**TRAVAIL DEMANDÉ**
- 1) Reproduisez à l'identique tout ce qui va de « Le célèbre avocat français, Jacques » jusqu'à « Souvenir et rêveries). » dans l'article sur la mort de Jacques Vergès.
- 2) Répondez aux questions suivantes à partir de l'article sur la mort de Jacques Vergès :
(a) À quel âge Jacques Vergès est-il décédé ?
(b) Dans quelle ville s'est tenu en 1987 le procès de Klaus Barbie ?
(c) Qui avait dîné avec lui une dizaine de jours avant sa mort ?

**EXTRAIT DU DOCUMENT**
○ ○ ○ ○

Jacques Vergès, "l'avocat de la terreur", est mort

Publié le par Le Journal du Dimanche

Jacques Vergès, "l'avocat de la terreur", est mort

Le célèbre avocat français, Jacques Vergès, est décédé jeudi d'un arrêt cardiaque à l'âge de 88 ans.

Jacques Vergès

Jacques Vergès

Il avait défendu des personnalités controversées, à l'image du nazi Klaus Barbie lors de son procès à Lyon en 1987. Le célèbre avocat français, Jacques Vergès, est décédé jeudi d'un arrêt cardiaque à l'âge de 88 ans. "Me Jacques Vergès est mort d'un arrêt cardiaque vers 20h00 dans la chambre de Voltaire, précisément quai Voltaire à Paris, alors qu'il s'apprêtait à dîner avec ses proches. Un lieu idéal pour le dernier coup de théâtre que devait être la mort de cet acteur-né", car "à l'instar de Voltaire, il cultivait l'art de la révolte et de la volte-face permanentes", selon un communiqué des éditions Pierre-Guillaume de Roux, qui avaient publié ses mémoires en février (De mon propre aveu - Souvenir et rêveries).

Le président du Conseil national des barreaux, Christian Charrière-Bournazel, avait dîné avec lui il y a une dizaine de jours. "Il avait fait une chute il y a quelques mois, et du coup il était très amaigri, marchait très lentement. Il avait des difficultés à parler, mais intellectuellement il était intact. On savait que c'était ses derniers jours, mais on ne pensait pas que ça viendrait aussi vite", a-t-il raconté.

○ ○ ○ ○

**DONNÉES SOURCES**
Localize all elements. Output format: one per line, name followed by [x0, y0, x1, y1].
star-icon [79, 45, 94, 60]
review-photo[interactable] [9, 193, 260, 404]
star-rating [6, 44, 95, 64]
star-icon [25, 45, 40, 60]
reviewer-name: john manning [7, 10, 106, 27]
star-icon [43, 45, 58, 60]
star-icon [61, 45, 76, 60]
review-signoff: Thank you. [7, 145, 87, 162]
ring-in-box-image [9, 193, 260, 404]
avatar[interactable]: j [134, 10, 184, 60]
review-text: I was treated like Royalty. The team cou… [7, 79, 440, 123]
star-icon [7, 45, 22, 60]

○ ○ ○ ○

**LISTE DES RÉPONSES**
- 1)
Le célèbre avocat français, Jacques Vergès, est décédé jeudi d'un arrêt cardiaque à l'âge de 88 ans.

Jacques Vergès

Jacques Vergès

Il avait défendu des personnalités controversées, à l'image du nazi Klaus Barbie lors de son procès à Lyon en 1987. Le célèbre avocat français, Jacques Vergès, est décédé jeudi d'un arrêt cardiaque à l'âge de 88 ans. "Me Jacques Vergès est mort d'un arrêt cardiaque vers 20h00 dans la chambre de Voltaire, précisément quai Voltaire à Paris, alors qu'il s'apprêtait à dîner avec ses proches. Un lieu idéal pour le dernier coup de théâtre que devait être la mort de cet acteur-né", car "à l'instar de Voltaire, il cultivait l'art de la révolte et de la volte-face permanentes", selon un communiqué des éditions Pierre-Guillaume de Roux, qui avaient publié ses mémoires en février (De mon propre aveu - Souvenir et rêveries).

- 2)
(a) À 88 ans.
(b) À Lyon.
(c) Christian Charrière-Bournazel, président du Conseil national des barreaux.